Required work - Look through the listing for the word "response". Copy each line that has it.

Collected data -
************

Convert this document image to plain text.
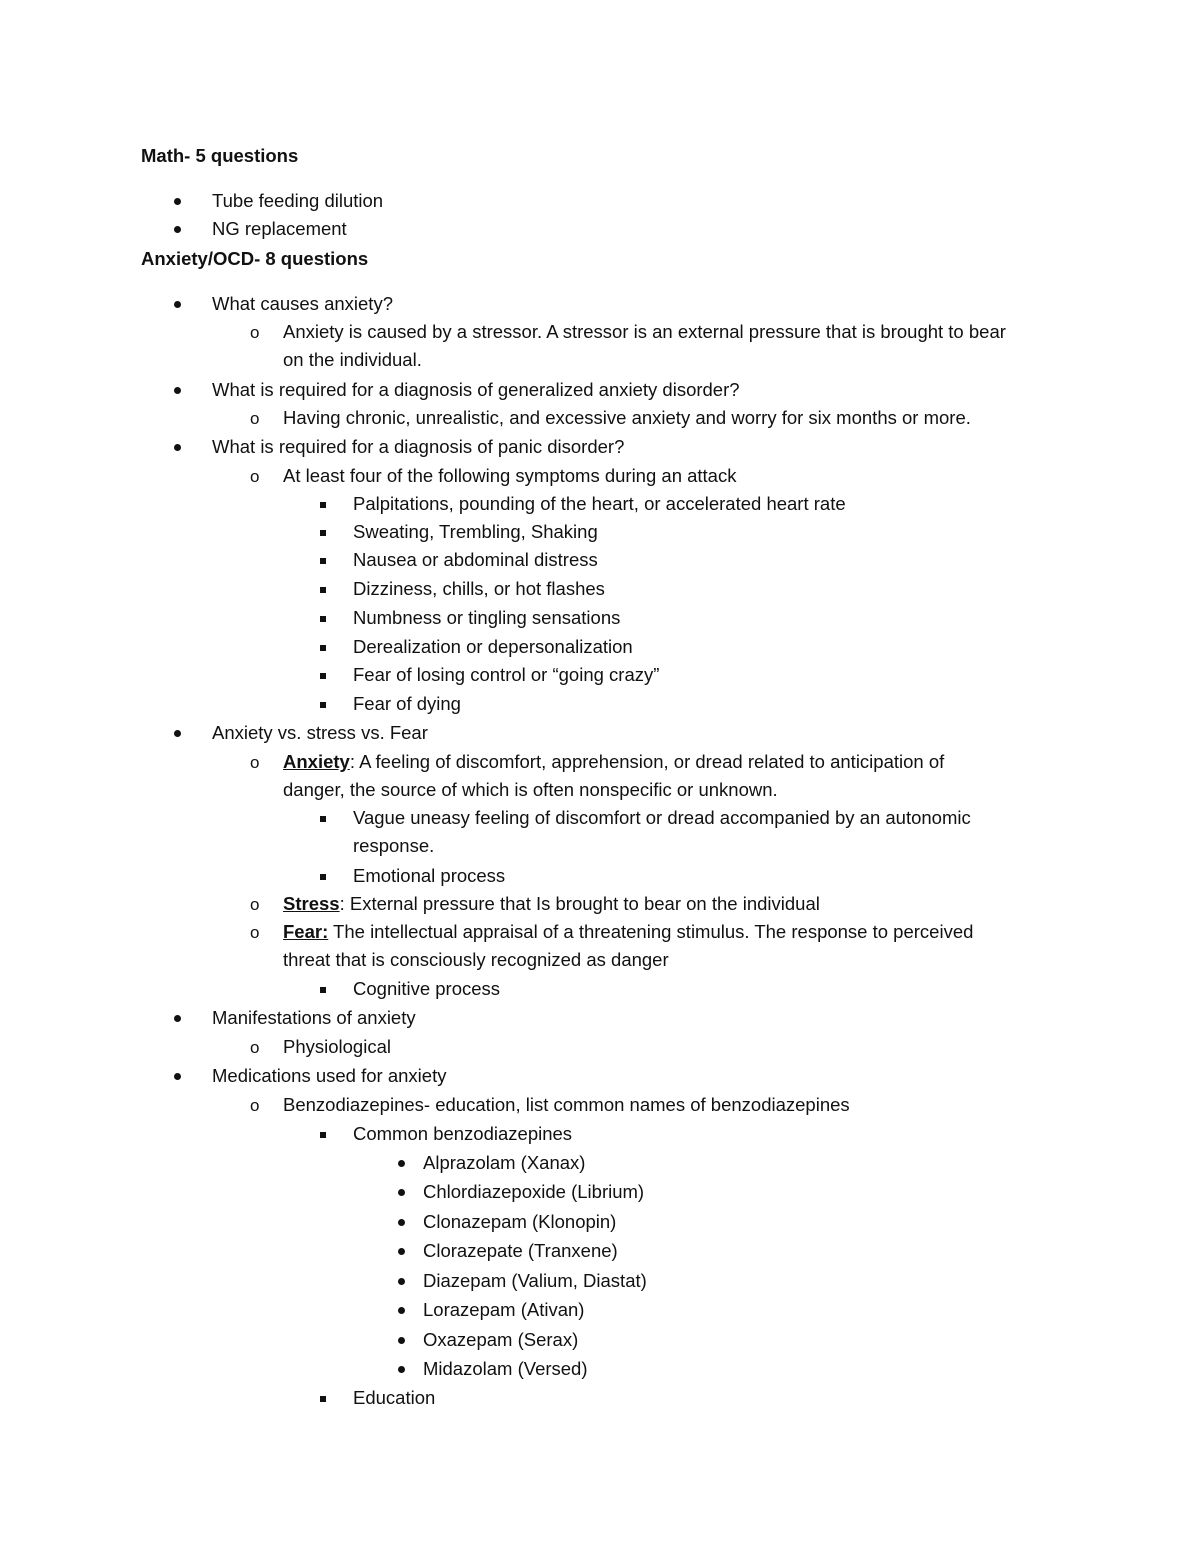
Math- 5 questions
Tube feeding dilution
NG replacement
Anxiety/OCD- 8 questions
What causes anxiety?
o Anxiety is caused by a stressor. A stressor is an external pressure that is brought to bear
on the individual.
What is required for a diagnosis of generalized anxiety disorder?
o Having chronic, unrealistic, and excessive anxiety and worry for six months or more.
What is required for a diagnosis of panic disorder?
o At least four of the following symptoms during an attack
Palpitations, pounding of the heart, or accelerated heart rate
Sweating, Trembling, Shaking
Nausea or abdominal distress
Dizziness, chills, or hot flashes
Numbness or tingling sensations
Derealization or depersonalization
Fear of losing control or “going crazy”
Fear of dying
Anxiety vs. stress vs. Fear
o Anxiety: A feeling of discomfort, apprehension, or dread related to anticipation of
danger, the source of which is often nonspecific or unknown.
Vague uneasy feeling of discomfort or dread accompanied by an autonomic
response.
Emotional process
o Stress: External pressure that Is brought to bear on the individual
o Fear: The intellectual appraisal of a threatening stimulus. The response to perceived
threat that is consciously recognized as danger
Cognitive process
Manifestations of anxiety
o Physiological
Medications used for anxiety
o Benzodiazepines- education, list common names of benzodiazepines
Common benzodiazepines
Alprazolam (Xanax)
Chlordiazepoxide (Librium)
Clonazepam (Klonopin)
Clorazepate (Tranxene)
Diazepam (Valium, Diastat)
Lorazepam (Ativan)
Oxazepam (Serax)
Midazolam (Versed)
Education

************

Expected answer -
response.
o Fear: The intellectual appraisal of a threatening stimulus. The response to perceived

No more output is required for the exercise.